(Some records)
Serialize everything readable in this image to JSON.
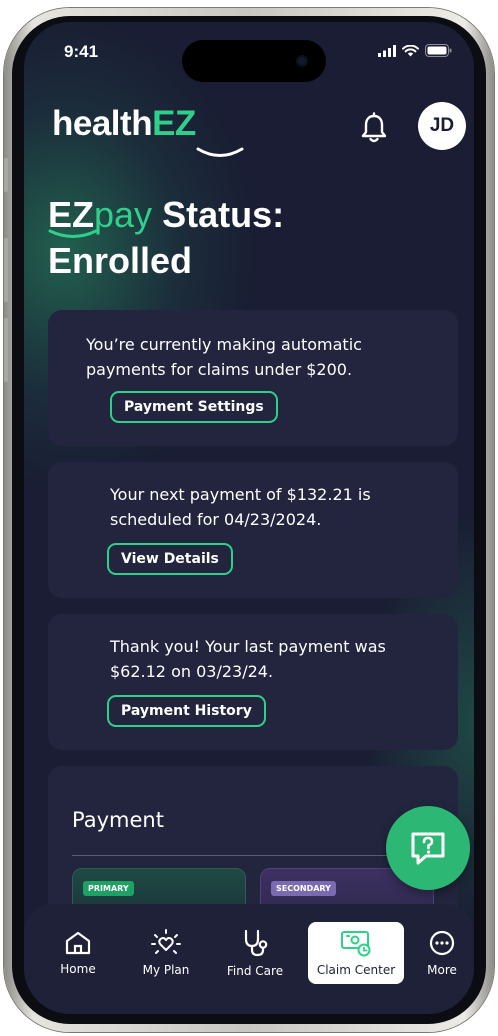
{
  "status_bar": {
    "time": "9:41"
  },
  "header": {
    "logo_main": "health",
    "logo_accent": "EZ",
    "avatar_initials": "JD"
  },
  "status": {
    "brand_ez": "EZ",
    "brand_pay": "pay",
    "title_rest": "Status:",
    "title_line2": "Enrolled"
  },
  "cards": [
    {
      "text_line1": "You’re currently making automatic",
      "text_line2": "payments for claims under $200.",
      "button": "Payment Settings"
    },
    {
      "text_line1": "Your next payment of $132.21 is",
      "text_line2": "scheduled for 04/23/2024.",
      "button": "View Details"
    },
    {
      "text_line1": "Thank you! Your last payment was",
      "text_line2": "$62.12 on 03/23/24.",
      "button": "Payment History"
    }
  ],
  "payment": {
    "title": "Payment",
    "primary_tag": "PRIMARY",
    "secondary_tag": "SECONDARY"
  },
  "tabs": [
    {
      "label": "Home",
      "icon": "home-icon"
    },
    {
      "label": "My Plan",
      "icon": "heart-sparkle-icon"
    },
    {
      "label": "Find Care",
      "icon": "stethoscope-icon"
    },
    {
      "label": "Claim Center",
      "icon": "claim-icon",
      "active": true
    },
    {
      "label": "More",
      "icon": "more-icon"
    }
  ],
  "colors": {
    "accent": "#2fd08a",
    "background": "#1a1d33",
    "card": "#22253d",
    "fab": "#2db775"
  }
}
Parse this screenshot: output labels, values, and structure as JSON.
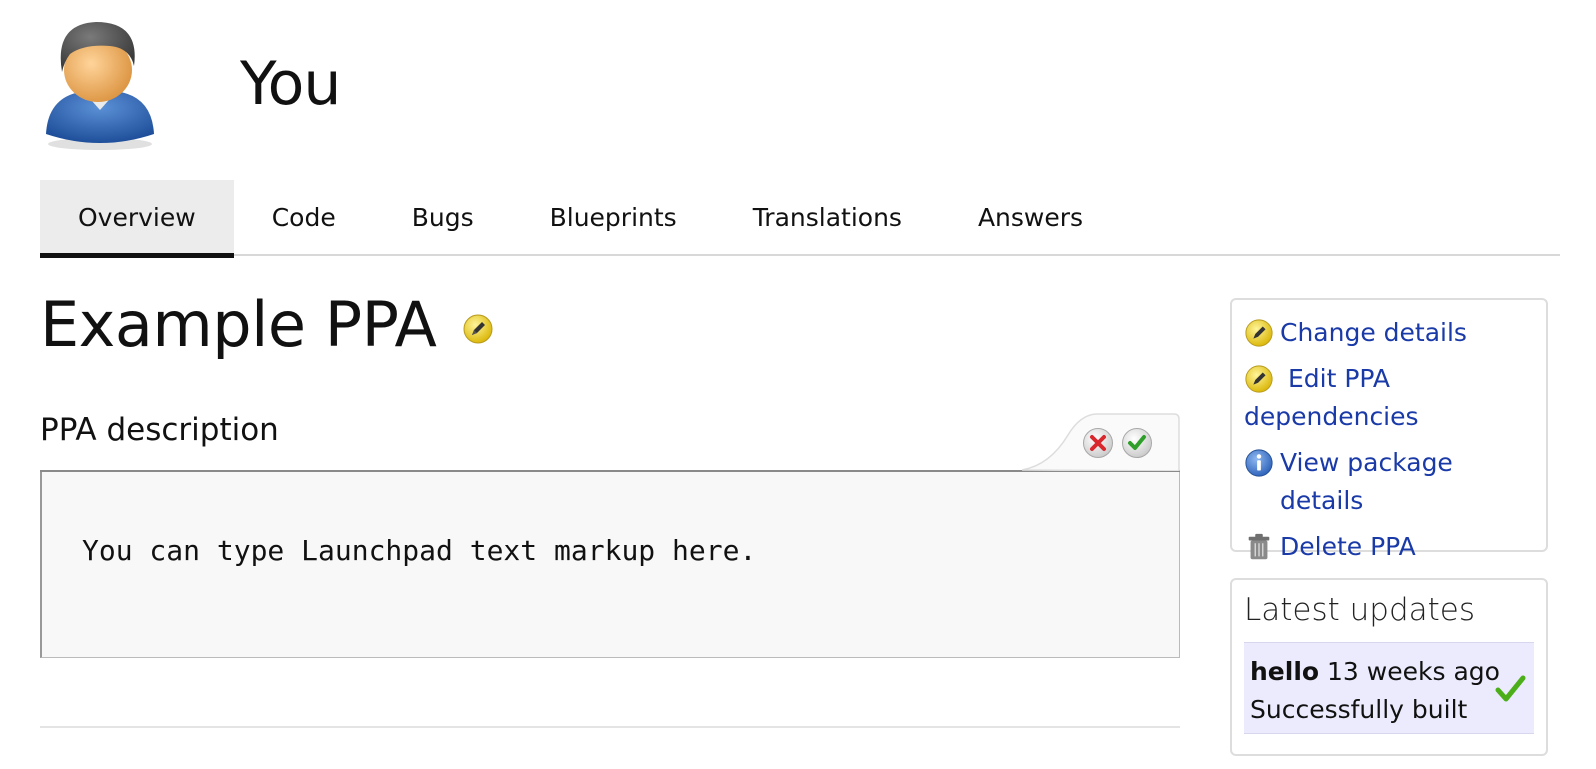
{
  "header": {
    "owner": "You",
    "avatar_icon": "user-avatar-icon"
  },
  "tabs": [
    {
      "label": "Overview",
      "active": true
    },
    {
      "label": "Code",
      "active": false
    },
    {
      "label": "Bugs",
      "active": false
    },
    {
      "label": "Blueprints",
      "active": false
    },
    {
      "label": "Translations",
      "active": false
    },
    {
      "label": "Answers",
      "active": false
    }
  ],
  "main": {
    "title": "Example PPA",
    "title_edit_icon": "edit-pencil-icon",
    "description_label": "PPA description",
    "description_placeholder": "You can type Launchpad text markup here.",
    "cancel_icon": "cancel-x-icon",
    "save_icon": "save-check-icon"
  },
  "actions": {
    "change_details": "Change details",
    "edit_dependencies_line1": "Edit PPA",
    "edit_dependencies_line2": "dependencies",
    "view_package_details": "View package details",
    "delete_ppa": "Delete PPA"
  },
  "updates": {
    "title": "Latest updates",
    "items": [
      {
        "name": "hello",
        "time": "13 weeks ago",
        "status": "Successfully built",
        "status_icon": "success-check-icon"
      }
    ]
  },
  "colors": {
    "link": "#1a3aa8",
    "active_tab_bg": "#ececec",
    "update_bg": "#ebebfd",
    "success": "#4caf1a"
  }
}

Problem description: Select every line in the records above that contains the word "check".

The answer:
    "save_icon": "save-check-icon"
        "status_icon": "success-check-icon"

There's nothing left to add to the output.